• PROMPT: Everything in the data should be repeated exactly, save for the images.

====================

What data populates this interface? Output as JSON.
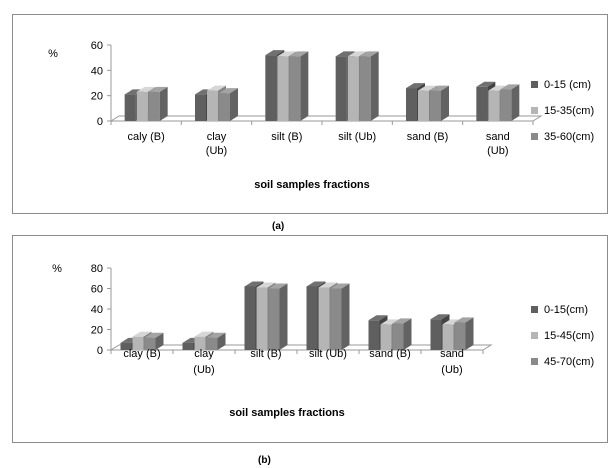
{
  "colors": {
    "dark": "#5f5f5f",
    "light": "#b5b5b5",
    "mid": "#8a8a8a",
    "axis": "#9a9a9a"
  },
  "chart_data": [
    {
      "type": "bar",
      "caption": "(a)",
      "ylabel": "%",
      "xlabel": "soil samples fractions",
      "ylim": [
        0,
        60
      ],
      "yticks": [
        "0",
        "20",
        "40",
        "60"
      ],
      "categories": [
        [
          "caly (B)"
        ],
        [
          "clay",
          "(Ub)"
        ],
        [
          "silt (B)"
        ],
        [
          "silt (Ub)"
        ],
        [
          "sand (B)"
        ],
        [
          "sand",
          "(Ub)"
        ]
      ],
      "series": [
        {
          "name": "0-15 (cm)",
          "values": [
            21,
            21,
            52,
            51,
            26,
            27
          ]
        },
        {
          "name": "15-35(cm)",
          "values": [
            23,
            24,
            51,
            51,
            24,
            24
          ]
        },
        {
          "name": "35-60(cm)",
          "values": [
            23,
            22,
            51,
            51,
            24,
            25
          ]
        }
      ],
      "legend": "right",
      "grid": false
    },
    {
      "type": "bar",
      "caption": "(b)",
      "ylabel": "%",
      "xlabel": "soil samples fractions",
      "ylim": [
        0,
        80
      ],
      "yticks": [
        "0",
        "20",
        "40",
        "60",
        "80"
      ],
      "categories": [
        [
          "clay (B)"
        ],
        [
          "clay",
          "(Ub)"
        ],
        [
          "silt (B)"
        ],
        [
          "silt (Ub)"
        ],
        [
          "sand (B)"
        ],
        [
          "sand",
          "(Ub)"
        ]
      ],
      "series": [
        {
          "name": "0-15(cm)",
          "values": [
            7,
            7,
            62,
            62,
            29,
            30
          ]
        },
        {
          "name": "15-45(cm)",
          "values": [
            13,
            13,
            61,
            61,
            25,
            25
          ]
        },
        {
          "name": "45-70(cm)",
          "values": [
            12,
            12,
            60,
            60,
            26,
            27
          ]
        }
      ],
      "legend": "right",
      "grid": false
    }
  ]
}
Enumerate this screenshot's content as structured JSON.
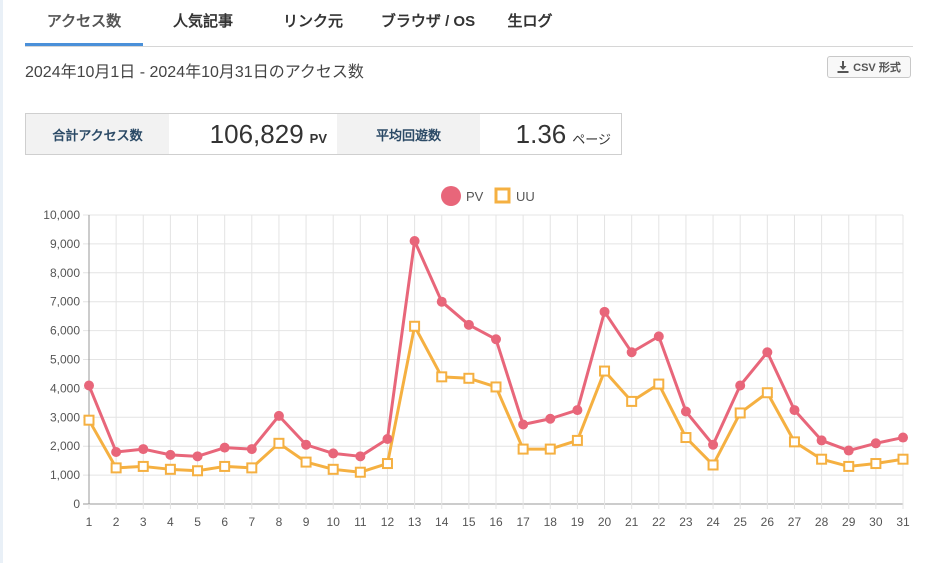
{
  "tabs": [
    {
      "label": "アクセス数",
      "active": true
    },
    {
      "label": "人気記事",
      "active": false
    },
    {
      "label": "リンク元",
      "active": false
    },
    {
      "label": "ブラウザ / OS",
      "active": false
    },
    {
      "label": "生ログ",
      "active": false
    }
  ],
  "date_range": "2024年10月1日 - 2024年10月31日のアクセス数",
  "csv_button": {
    "label": "CSV 形式",
    "icon": "download-icon"
  },
  "stats": {
    "total_label": "合計アクセス数",
    "total_value": "106,829",
    "total_unit": "PV",
    "avg_label": "平均回遊数",
    "avg_value": "1.36",
    "avg_unit": "ページ"
  },
  "colors": {
    "pv": "#e8667a",
    "uu": "#f5b041",
    "accent": "#4a90d9",
    "weekend_blue": "#3a9ad9",
    "weekend_red": "#e8667a"
  },
  "chart_data": {
    "type": "line",
    "legend": [
      "PV",
      "UU"
    ],
    "legend_placement": "top-center",
    "grid": true,
    "ylim": [
      0,
      10000
    ],
    "yticks": [
      "0",
      "1,000",
      "2,000",
      "3,000",
      "4,000",
      "5,000",
      "6,000",
      "7,000",
      "8,000",
      "9,000",
      "10,000"
    ],
    "x": [
      "1",
      "2",
      "3",
      "4",
      "5",
      "6",
      "7",
      "8",
      "9",
      "10",
      "11",
      "12",
      "13",
      "14",
      "15",
      "16",
      "17",
      "18",
      "19",
      "20",
      "21",
      "22",
      "23",
      "24",
      "25",
      "26",
      "27",
      "28",
      "29",
      "30",
      "31"
    ],
    "x_label_colors": {
      "5": "blue",
      "6": "red",
      "12": "blue",
      "13": "red",
      "19": "blue",
      "20": "red",
      "26": "blue",
      "27": "red"
    },
    "series": [
      {
        "name": "PV",
        "values": [
          4100,
          1800,
          1900,
          1700,
          1650,
          1950,
          1900,
          3050,
          2050,
          1750,
          1650,
          2250,
          9100,
          7000,
          6200,
          5700,
          2750,
          2950,
          3250,
          6650,
          5250,
          5800,
          3200,
          2050,
          4100,
          5250,
          3250,
          2200,
          1850,
          2100,
          2300
        ]
      },
      {
        "name": "UU",
        "values": [
          2900,
          1250,
          1300,
          1200,
          1150,
          1300,
          1250,
          2100,
          1450,
          1200,
          1100,
          1400,
          6150,
          4400,
          4350,
          4050,
          1900,
          1900,
          2200,
          4600,
          3550,
          4150,
          2300,
          1350,
          3150,
          3850,
          2150,
          1550,
          1300,
          1400,
          1550
        ]
      }
    ]
  }
}
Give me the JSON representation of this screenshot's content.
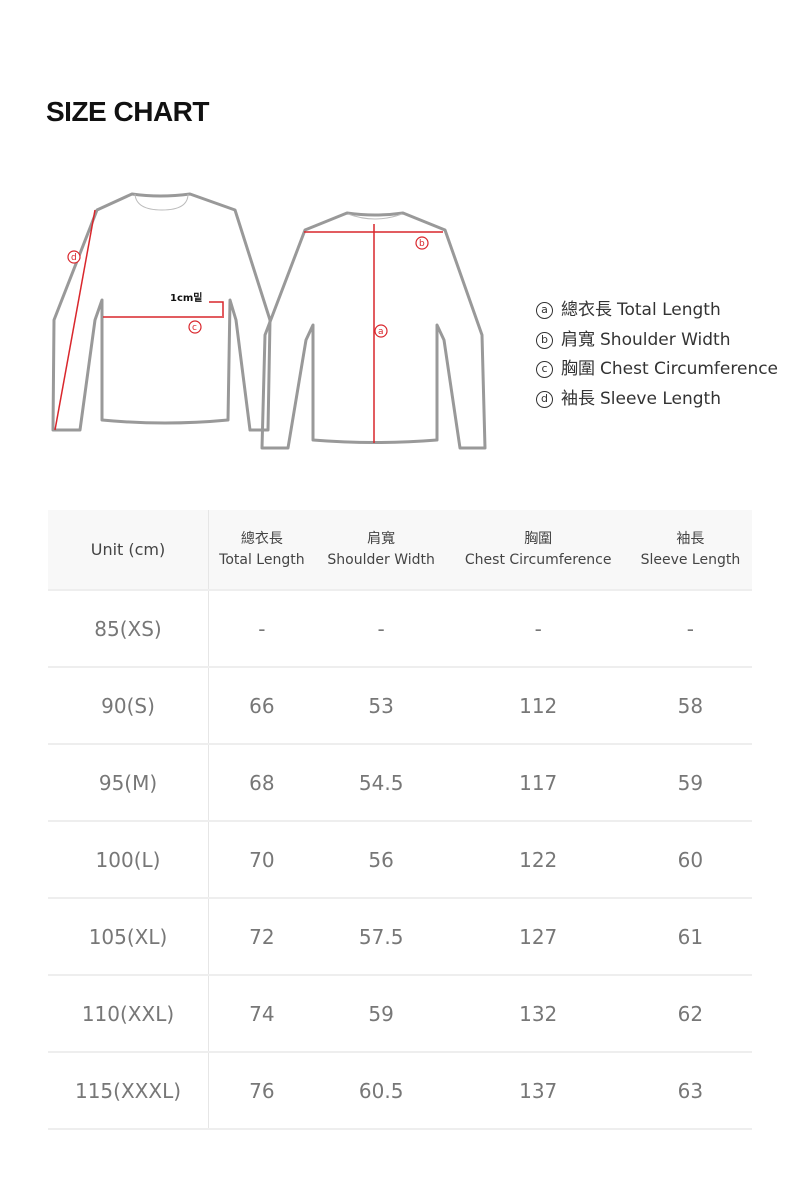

====================

• SOLVED EXERCISE:
What data populates this interface? Output as JSON.
{
  "colors": {
    "dark": "#5f5f5f",
    "light": "#b5b5b5",
    "mid": "#8a8a8a",
    "axis": "#9a9a9a"
  },
  "chart_data": [
    {
      "type": "bar",
      "caption": "(a)",
      "ylabel": "%",
      "xlabel": "soil samples fractions",
      "ylim": [
        0,
        60
      ],
      "yticks": [
        "0",
        "20",
        "40",
        "60"
      ],
      "categories": [
        [
          "caly (B)"
        ],
        [
          "clay",
          "(Ub)"
        ],
        [
          "silt (B)"
        ],
        [
          "silt (Ub)"
        ],
        [
          "sand (B)"
        ],
        [
          "sand",
          "(Ub)"
        ]
      ],
      "series": [
        {
          "name": "0-15 (cm)",
          "values": [
            21,
            21,
            52,
            51,
            26,
            27
          ]
        },
        {
          "name": "15-35(cm)",
          "values": [
            23,
            24,
            51,
            51,
            24,
            24
          ]
        },
        {
          "name": "35-60(cm)",
          "values": [
            23,
            22,
            51,
            51,
            24,
            25
          ]
        }
      ],
      "legend": "right",
      "grid": false
    },
    {
      "type": "bar",
      "caption": "(b)",
      "ylabel": "%",
      "xlabel": "soil samples fractions",
      "ylim": [
        0,
        80
      ],
      "yticks": [
        "0",
        "20",
        "40",
        "60",
        "80"
      ],
      "categories": [
        [
          "clay (B)"
        ],
        [
          "clay",
          "(Ub)"
        ],
        [
          "silt (B)"
        ],
        [
          "silt (Ub)"
        ],
        [
          "sand (B)"
        ],
        [
          "sand",
          "(Ub)"
        ]
      ],
      "series": [
        {
          "name": "0-15(cm)",
          "values": [
            7,
            7,
            62,
            62,
            29,
            30
          ]
        },
        {
          "name": "15-45(cm)",
          "values": [
            13,
            13,
            61,
            61,
            25,
            25
          ]
        },
        {
          "name": "45-70(cm)",
          "values": [
            12,
            12,
            60,
            60,
            26,
            27
          ]
        }
      ],
      "legend": "right",
      "grid": false
    }
  ]
}
Enumerate this screenshot's content as structured JSON.
{
  "tabs": [
    {
      "label": "アクセス数",
      "active": true
    },
    {
      "label": "人気記事",
      "active": false
    },
    {
      "label": "リンク元",
      "active": false
    },
    {
      "label": "ブラウザ / OS",
      "active": false
    },
    {
      "label": "生ログ",
      "active": false
    }
  ],
  "date_range": "2024年10月1日 - 2024年10月31日のアクセス数",
  "csv_button": {
    "label": "CSV 形式",
    "icon": "download-icon"
  },
  "stats": {
    "total_label": "合計アクセス数",
    "total_value": "106,829",
    "total_unit": "PV",
    "avg_label": "平均回遊数",
    "avg_value": "1.36",
    "avg_unit": "ページ"
  },
  "colors": {
    "pv": "#e8667a",
    "uu": "#f5b041",
    "accent": "#4a90d9",
    "weekend_blue": "#3a9ad9",
    "weekend_red": "#e8667a"
  },
  "chart_data": {
    "type": "line",
    "legend": [
      "PV",
      "UU"
    ],
    "legend_placement": "top-center",
    "grid": true,
    "ylim": [
      0,
      10000
    ],
    "yticks": [
      "0",
      "1,000",
      "2,000",
      "3,000",
      "4,000",
      "5,000",
      "6,000",
      "7,000",
      "8,000",
      "9,000",
      "10,000"
    ],
    "x": [
      "1",
      "2",
      "3",
      "4",
      "5",
      "6",
      "7",
      "8",
      "9",
      "10",
      "11",
      "12",
      "13",
      "14",
      "15",
      "16",
      "17",
      "18",
      "19",
      "20",
      "21",
      "22",
      "23",
      "24",
      "25",
      "26",
      "27",
      "28",
      "29",
      "30",
      "31"
    ],
    "x_label_colors": {
      "5": "blue",
      "6": "red",
      "12": "blue",
      "13": "red",
      "19": "blue",
      "20": "red",
      "26": "blue",
      "27": "red"
    },
    "series": [
      {
        "name": "PV",
        "values": [
          4100,
          1800,
          1900,
          1700,
          1650,
          1950,
          1900,
          3050,
          2050,
          1750,
          1650,
          2250,
          9100,
          7000,
          6200,
          5700,
          2750,
          2950,
          3250,
          6650,
          5250,
          5800,
          3200,
          2050,
          4100,
          5250,
          3250,
          2200,
          1850,
          2100,
          2300
        ]
      },
      {
        "name": "UU",
        "values": [
          2900,
          1250,
          1300,
          1200,
          1150,
          1300,
          1250,
          2100,
          1450,
          1200,
          1100,
          1400,
          6150,
          4400,
          4350,
          4050,
          1900,
          1900,
          2200,
          4600,
          3550,
          4150,
          2300,
          1350,
          3150,
          3850,
          2150,
          1550,
          1300,
          1400,
          1550
        ]
      }
    ]
  }
}
Give me the JSON representation of this screenshot's content.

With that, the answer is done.